→ **Dataset records**:

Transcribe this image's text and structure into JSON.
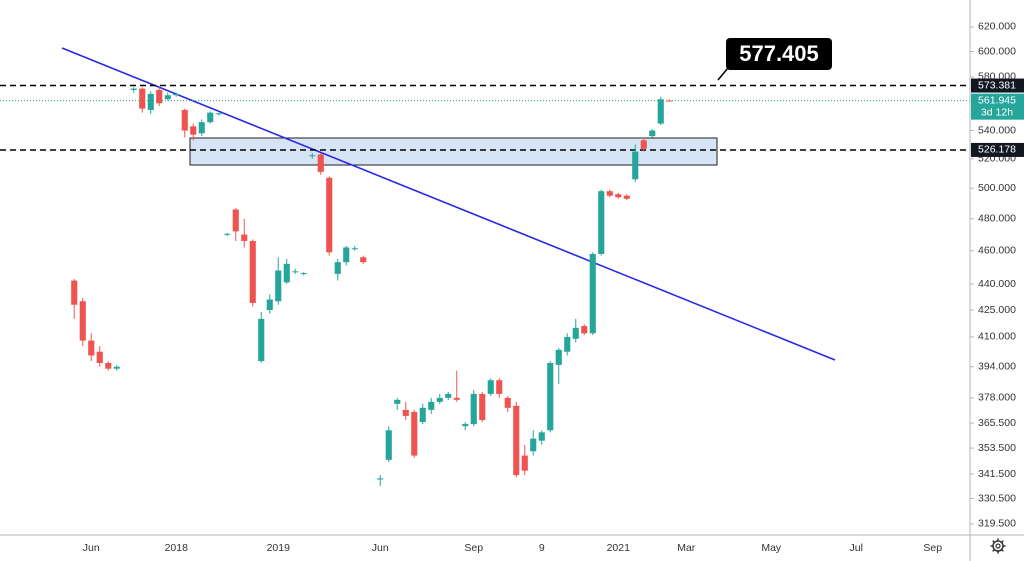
{
  "chart_data": {
    "type": "candlestick",
    "log_scale": true,
    "up_color": "#26a69a",
    "down_color": "#ef5350",
    "ylim": [
      314.8,
      642.7
    ],
    "yticks": [
      {
        "value": 620,
        "label": "620.000"
      },
      {
        "value": 600,
        "label": "600.000"
      },
      {
        "value": 580,
        "label": "580.000"
      },
      {
        "value": 540,
        "label": "540.000"
      },
      {
        "value": 520,
        "label": "520.000"
      },
      {
        "value": 500,
        "label": "500.000"
      },
      {
        "value": 480,
        "label": "480.000"
      },
      {
        "value": 460,
        "label": "460.000"
      },
      {
        "value": 440,
        "label": "440.000"
      },
      {
        "value": 425,
        "label": "425.000"
      },
      {
        "value": 410,
        "label": "410.000"
      },
      {
        "value": 394,
        "label": "394.000"
      },
      {
        "value": 378,
        "label": "378.000"
      },
      {
        "value": 365.5,
        "label": "365.500"
      },
      {
        "value": 353.5,
        "label": "353.500"
      },
      {
        "value": 341.5,
        "label": "341.500"
      },
      {
        "value": 330.5,
        "label": "330.500"
      },
      {
        "value": 319.5,
        "label": "319.500"
      }
    ],
    "categories": [
      null,
      null,
      null,
      null,
      null,
      null,
      null,
      null,
      null,
      null,
      "Jun",
      null,
      null,
      null,
      null,
      null,
      null,
      null,
      null,
      null,
      "2018",
      null,
      null,
      null,
      null,
      null,
      null,
      null,
      null,
      null,
      null,
      null,
      "2019",
      null,
      null,
      null,
      null,
      null,
      null,
      null,
      null,
      null,
      null,
      null,
      "Jun",
      null,
      null,
      null,
      null,
      null,
      null,
      null,
      null,
      null,
      null,
      "Sep",
      null,
      null,
      null,
      null,
      null,
      null,
      null,
      "9",
      null,
      null,
      null,
      null,
      null,
      null,
      null,
      null,
      "2021",
      null,
      null,
      null,
      null,
      null,
      null,
      null,
      "Mar",
      null,
      null,
      null,
      null,
      null,
      null,
      null,
      null,
      null,
      "May",
      null,
      null,
      null,
      null,
      null,
      null,
      null,
      null,
      null,
      "Jul",
      null,
      null,
      null,
      null,
      null,
      null,
      null,
      null,
      "Sep",
      null,
      null,
      null
    ],
    "open": [
      null,
      null,
      null,
      null,
      null,
      null,
      null,
      null,
      442,
      430,
      408,
      402,
      396,
      393,
      null,
      570,
      571,
      555,
      570,
      563,
      566,
      555,
      543,
      538,
      546,
      552,
      470,
      486,
      470,
      466,
      397,
      425,
      430,
      441,
      447,
      446,
      522,
      523,
      507,
      446,
      453,
      461,
      456,
      null,
      339,
      348,
      375,
      372,
      371,
      366,
      372,
      376,
      378,
      378,
      364,
      365,
      380,
      380,
      387,
      378,
      374,
      350,
      352,
      357,
      362,
      395,
      402,
      409,
      416,
      412,
      458,
      498,
      496,
      495,
      506,
      533,
      536,
      545,
      562,
      null,
      null,
      null,
      null,
      null,
      null,
      null,
      null,
      null,
      null,
      null,
      null,
      null,
      null,
      null,
      null,
      null,
      null,
      null,
      null,
      null,
      null,
      null,
      null,
      null,
      null,
      null,
      null,
      null,
      null,
      null,
      null,
      null,
      null
    ],
    "high": [
      null,
      null,
      null,
      null,
      null,
      null,
      null,
      null,
      443,
      432,
      412,
      405,
      397,
      395,
      null,
      572,
      572,
      569,
      572,
      568,
      568,
      556,
      545,
      548,
      554,
      553,
      471,
      487,
      480,
      467,
      424,
      434,
      456,
      455,
      449,
      447,
      524,
      524,
      508,
      455,
      463,
      463,
      457,
      null,
      341,
      364,
      378,
      376,
      372,
      375,
      378,
      380,
      381,
      392,
      366,
      382,
      381,
      388,
      388,
      379,
      376,
      355,
      362,
      362,
      397,
      404,
      412,
      420,
      417,
      459,
      499,
      499,
      497,
      496,
      530,
      535,
      541,
      565,
      563,
      null,
      null,
      null,
      null,
      null,
      null,
      null,
      null,
      null,
      null,
      null,
      null,
      null,
      null,
      null,
      null,
      null,
      null,
      null,
      null,
      null,
      null,
      null,
      null,
      null,
      null,
      null,
      null,
      null,
      null,
      null,
      null,
      null,
      null
    ],
    "low": [
      null,
      null,
      null,
      null,
      null,
      null,
      null,
      null,
      420,
      405,
      397,
      394,
      392,
      392,
      null,
      568,
      553,
      552,
      558,
      562,
      565,
      535,
      533,
      536,
      545,
      551,
      469,
      466,
      462,
      427,
      396,
      423,
      428,
      440,
      446,
      445,
      520,
      509,
      457,
      442,
      451,
      460,
      452,
      null,
      336,
      347,
      372,
      367,
      349,
      365,
      370,
      375,
      377,
      376,
      362,
      364,
      366,
      379,
      378,
      371,
      340,
      341,
      350,
      355,
      361,
      385,
      400,
      407,
      411,
      411,
      457,
      494,
      493,
      492,
      504,
      525,
      535,
      544,
      561.5,
      null,
      null,
      null,
      null,
      null,
      null,
      null,
      null,
      null,
      null,
      null,
      null,
      null,
      null,
      null,
      null,
      null,
      null,
      null,
      null,
      null,
      null,
      null,
      null,
      null,
      null,
      null,
      null,
      null,
      null,
      null,
      null,
      null,
      null
    ],
    "close": [
      null,
      null,
      null,
      null,
      null,
      null,
      null,
      null,
      428,
      408,
      400,
      396,
      393,
      394,
      null,
      571,
      556,
      567,
      560,
      566,
      567,
      540,
      537,
      546,
      553,
      552.5,
      470.5,
      472,
      466,
      429,
      420,
      431,
      448,
      452,
      447.5,
      446.5,
      522.5,
      511,
      459,
      453,
      462,
      461.5,
      453,
      null,
      339.5,
      362,
      377,
      369,
      350,
      373,
      376,
      378,
      380,
      377,
      365,
      380,
      367,
      387,
      380,
      373,
      341,
      343,
      358,
      361,
      396,
      403,
      410,
      415,
      412,
      458,
      498,
      495,
      494,
      493,
      525,
      527,
      540,
      563,
      561.945,
      null,
      null,
      null,
      null,
      null,
      null,
      null,
      null,
      null,
      null,
      null,
      null,
      null,
      null,
      null,
      null,
      null,
      null,
      null,
      null,
      null,
      null,
      null,
      null,
      null,
      null,
      null,
      null,
      null,
      null,
      null,
      null,
      null,
      null
    ],
    "levels": [
      573.381,
      526.178
    ],
    "last_price": 561.945,
    "countdown": "3d 12h",
    "callout": 577.405
  }
}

→ **Task requirements**:
Reproduce all entries without any change, and omit the pictures.

→ **Answer to the problem**:
Transcribe this image's text and structure into JSON.
{
  "chart_data": {
    "type": "candlestick",
    "log_scale": true,
    "up_color": "#26a69a",
    "down_color": "#ef5350",
    "ylim": [
      314.8,
      642.7
    ],
    "yticks": [
      {
        "value": 620,
        "label": "620.000"
      },
      {
        "value": 600,
        "label": "600.000"
      },
      {
        "value": 580,
        "label": "580.000"
      },
      {
        "value": 540,
        "label": "540.000"
      },
      {
        "value": 520,
        "label": "520.000"
      },
      {
        "value": 500,
        "label": "500.000"
      },
      {
        "value": 480,
        "label": "480.000"
      },
      {
        "value": 460,
        "label": "460.000"
      },
      {
        "value": 440,
        "label": "440.000"
      },
      {
        "value": 425,
        "label": "425.000"
      },
      {
        "value": 410,
        "label": "410.000"
      },
      {
        "value": 394,
        "label": "394.000"
      },
      {
        "value": 378,
        "label": "378.000"
      },
      {
        "value": 365.5,
        "label": "365.500"
      },
      {
        "value": 353.5,
        "label": "353.500"
      },
      {
        "value": 341.5,
        "label": "341.500"
      },
      {
        "value": 330.5,
        "label": "330.500"
      },
      {
        "value": 319.5,
        "label": "319.500"
      }
    ],
    "categories": [
      null,
      null,
      null,
      null,
      null,
      null,
      null,
      null,
      null,
      null,
      "Jun",
      null,
      null,
      null,
      null,
      null,
      null,
      null,
      null,
      null,
      "2018",
      null,
      null,
      null,
      null,
      null,
      null,
      null,
      null,
      null,
      null,
      null,
      "2019",
      null,
      null,
      null,
      null,
      null,
      null,
      null,
      null,
      null,
      null,
      null,
      "Jun",
      null,
      null,
      null,
      null,
      null,
      null,
      null,
      null,
      null,
      null,
      "Sep",
      null,
      null,
      null,
      null,
      null,
      null,
      null,
      "9",
      null,
      null,
      null,
      null,
      null,
      null,
      null,
      null,
      "2021",
      null,
      null,
      null,
      null,
      null,
      null,
      null,
      "Mar",
      null,
      null,
      null,
      null,
      null,
      null,
      null,
      null,
      null,
      "May",
      null,
      null,
      null,
      null,
      null,
      null,
      null,
      null,
      null,
      "Jul",
      null,
      null,
      null,
      null,
      null,
      null,
      null,
      null,
      "Sep",
      null,
      null,
      null
    ],
    "open": [
      null,
      null,
      null,
      null,
      null,
      null,
      null,
      null,
      442,
      430,
      408,
      402,
      396,
      393,
      null,
      570,
      571,
      555,
      570,
      563,
      566,
      555,
      543,
      538,
      546,
      552,
      470,
      486,
      470,
      466,
      397,
      425,
      430,
      441,
      447,
      446,
      522,
      523,
      507,
      446,
      453,
      461,
      456,
      null,
      339,
      348,
      375,
      372,
      371,
      366,
      372,
      376,
      378,
      378,
      364,
      365,
      380,
      380,
      387,
      378,
      374,
      350,
      352,
      357,
      362,
      395,
      402,
      409,
      416,
      412,
      458,
      498,
      496,
      495,
      506,
      533,
      536,
      545,
      562,
      null,
      null,
      null,
      null,
      null,
      null,
      null,
      null,
      null,
      null,
      null,
      null,
      null,
      null,
      null,
      null,
      null,
      null,
      null,
      null,
      null,
      null,
      null,
      null,
      null,
      null,
      null,
      null,
      null,
      null,
      null,
      null,
      null,
      null
    ],
    "high": [
      null,
      null,
      null,
      null,
      null,
      null,
      null,
      null,
      443,
      432,
      412,
      405,
      397,
      395,
      null,
      572,
      572,
      569,
      572,
      568,
      568,
      556,
      545,
      548,
      554,
      553,
      471,
      487,
      480,
      467,
      424,
      434,
      456,
      455,
      449,
      447,
      524,
      524,
      508,
      455,
      463,
      463,
      457,
      null,
      341,
      364,
      378,
      376,
      372,
      375,
      378,
      380,
      381,
      392,
      366,
      382,
      381,
      388,
      388,
      379,
      376,
      355,
      362,
      362,
      397,
      404,
      412,
      420,
      417,
      459,
      499,
      499,
      497,
      496,
      530,
      535,
      541,
      565,
      563,
      null,
      null,
      null,
      null,
      null,
      null,
      null,
      null,
      null,
      null,
      null,
      null,
      null,
      null,
      null,
      null,
      null,
      null,
      null,
      null,
      null,
      null,
      null,
      null,
      null,
      null,
      null,
      null,
      null,
      null,
      null,
      null,
      null,
      null
    ],
    "low": [
      null,
      null,
      null,
      null,
      null,
      null,
      null,
      null,
      420,
      405,
      397,
      394,
      392,
      392,
      null,
      568,
      553,
      552,
      558,
      562,
      565,
      535,
      533,
      536,
      545,
      551,
      469,
      466,
      462,
      427,
      396,
      423,
      428,
      440,
      446,
      445,
      520,
      509,
      457,
      442,
      451,
      460,
      452,
      null,
      336,
      347,
      372,
      367,
      349,
      365,
      370,
      375,
      377,
      376,
      362,
      364,
      366,
      379,
      378,
      371,
      340,
      341,
      350,
      355,
      361,
      385,
      400,
      407,
      411,
      411,
      457,
      494,
      493,
      492,
      504,
      525,
      535,
      544,
      561.5,
      null,
      null,
      null,
      null,
      null,
      null,
      null,
      null,
      null,
      null,
      null,
      null,
      null,
      null,
      null,
      null,
      null,
      null,
      null,
      null,
      null,
      null,
      null,
      null,
      null,
      null,
      null,
      null,
      null,
      null,
      null,
      null,
      null,
      null
    ],
    "close": [
      null,
      null,
      null,
      null,
      null,
      null,
      null,
      null,
      428,
      408,
      400,
      396,
      393,
      394,
      null,
      571,
      556,
      567,
      560,
      566,
      567,
      540,
      537,
      546,
      553,
      552.5,
      470.5,
      472,
      466,
      429,
      420,
      431,
      448,
      452,
      447.5,
      446.5,
      522.5,
      511,
      459,
      453,
      462,
      461.5,
      453,
      null,
      339.5,
      362,
      377,
      369,
      350,
      373,
      376,
      378,
      380,
      377,
      365,
      380,
      367,
      387,
      380,
      373,
      341,
      343,
      358,
      361,
      396,
      403,
      410,
      415,
      412,
      458,
      498,
      495,
      494,
      493,
      525,
      527,
      540,
      563,
      561.945,
      null,
      null,
      null,
      null,
      null,
      null,
      null,
      null,
      null,
      null,
      null,
      null,
      null,
      null,
      null,
      null,
      null,
      null,
      null,
      null,
      null,
      null,
      null,
      null,
      null,
      null,
      null,
      null,
      null,
      null,
      null,
      null,
      null,
      null
    ],
    "levels": [
      573.381,
      526.178
    ],
    "last_price": 561.945,
    "countdown": "3d 12h",
    "callout": 577.405
  }
}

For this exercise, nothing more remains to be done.